All entries are to be quoted exactly; the images stay out of the copy.

══ INPUT DATA ══

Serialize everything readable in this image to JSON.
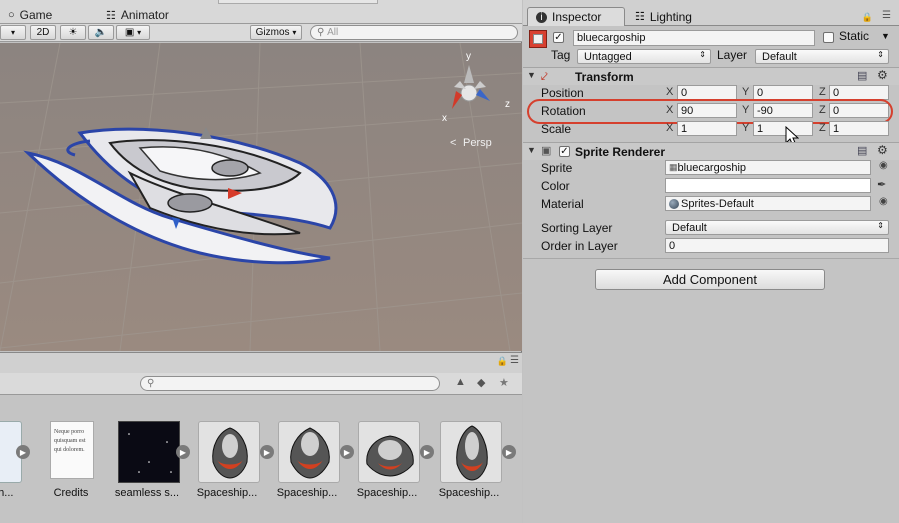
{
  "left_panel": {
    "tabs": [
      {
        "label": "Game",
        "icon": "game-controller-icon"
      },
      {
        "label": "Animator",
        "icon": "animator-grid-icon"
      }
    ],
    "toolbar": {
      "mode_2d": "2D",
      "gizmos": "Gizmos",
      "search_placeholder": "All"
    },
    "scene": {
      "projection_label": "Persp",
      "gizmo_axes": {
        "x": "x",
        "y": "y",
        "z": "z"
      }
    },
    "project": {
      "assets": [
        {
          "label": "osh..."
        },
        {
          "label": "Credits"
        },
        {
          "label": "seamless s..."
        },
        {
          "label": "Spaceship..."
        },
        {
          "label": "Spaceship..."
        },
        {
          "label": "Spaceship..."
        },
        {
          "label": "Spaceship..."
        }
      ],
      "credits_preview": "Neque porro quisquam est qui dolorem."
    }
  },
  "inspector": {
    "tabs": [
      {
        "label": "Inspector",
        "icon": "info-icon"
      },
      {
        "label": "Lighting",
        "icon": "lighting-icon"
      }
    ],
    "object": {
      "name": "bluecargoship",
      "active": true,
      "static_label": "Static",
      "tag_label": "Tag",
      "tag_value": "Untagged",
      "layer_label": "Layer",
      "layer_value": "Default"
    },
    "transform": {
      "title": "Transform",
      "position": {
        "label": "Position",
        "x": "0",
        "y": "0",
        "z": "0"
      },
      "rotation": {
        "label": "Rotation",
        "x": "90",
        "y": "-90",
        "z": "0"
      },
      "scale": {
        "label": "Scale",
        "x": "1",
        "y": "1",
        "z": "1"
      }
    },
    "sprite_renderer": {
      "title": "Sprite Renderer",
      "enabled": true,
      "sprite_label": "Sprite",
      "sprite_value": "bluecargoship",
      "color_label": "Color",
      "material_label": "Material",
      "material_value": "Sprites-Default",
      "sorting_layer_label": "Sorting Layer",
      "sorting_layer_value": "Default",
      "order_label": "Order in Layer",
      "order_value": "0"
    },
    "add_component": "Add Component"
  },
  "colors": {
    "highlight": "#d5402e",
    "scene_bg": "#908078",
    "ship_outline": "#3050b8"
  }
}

═══

◆ THE OUTPUT ◆
Serialize everything readable in this image to JSON.
{
  "left_panel": {
    "tabs": [
      {
        "label": "Game",
        "icon": "game-controller-icon"
      },
      {
        "label": "Animator",
        "icon": "animator-grid-icon"
      }
    ],
    "toolbar": {
      "mode_2d": "2D",
      "gizmos": "Gizmos",
      "search_placeholder": "All"
    },
    "scene": {
      "projection_label": "Persp",
      "gizmo_axes": {
        "x": "x",
        "y": "y",
        "z": "z"
      }
    },
    "project": {
      "assets": [
        {
          "label": "osh..."
        },
        {
          "label": "Credits"
        },
        {
          "label": "seamless s..."
        },
        {
          "label": "Spaceship..."
        },
        {
          "label": "Spaceship..."
        },
        {
          "label": "Spaceship..."
        },
        {
          "label": "Spaceship..."
        }
      ],
      "credits_preview": "Neque porro quisquam est qui dolorem."
    }
  },
  "inspector": {
    "tabs": [
      {
        "label": "Inspector",
        "icon": "info-icon"
      },
      {
        "label": "Lighting",
        "icon": "lighting-icon"
      }
    ],
    "object": {
      "name": "bluecargoship",
      "active": true,
      "static_label": "Static",
      "tag_label": "Tag",
      "tag_value": "Untagged",
      "layer_label": "Layer",
      "layer_value": "Default"
    },
    "transform": {
      "title": "Transform",
      "position": {
        "label": "Position",
        "x": "0",
        "y": "0",
        "z": "0"
      },
      "rotation": {
        "label": "Rotation",
        "x": "90",
        "y": "-90",
        "z": "0"
      },
      "scale": {
        "label": "Scale",
        "x": "1",
        "y": "1",
        "z": "1"
      }
    },
    "sprite_renderer": {
      "title": "Sprite Renderer",
      "enabled": true,
      "sprite_label": "Sprite",
      "sprite_value": "bluecargoship",
      "color_label": "Color",
      "material_label": "Material",
      "material_value": "Sprites-Default",
      "sorting_layer_label": "Sorting Layer",
      "sorting_layer_value": "Default",
      "order_label": "Order in Layer",
      "order_value": "0"
    },
    "add_component": "Add Component"
  },
  "colors": {
    "highlight": "#d5402e",
    "scene_bg": "#908078",
    "ship_outline": "#3050b8"
  }
}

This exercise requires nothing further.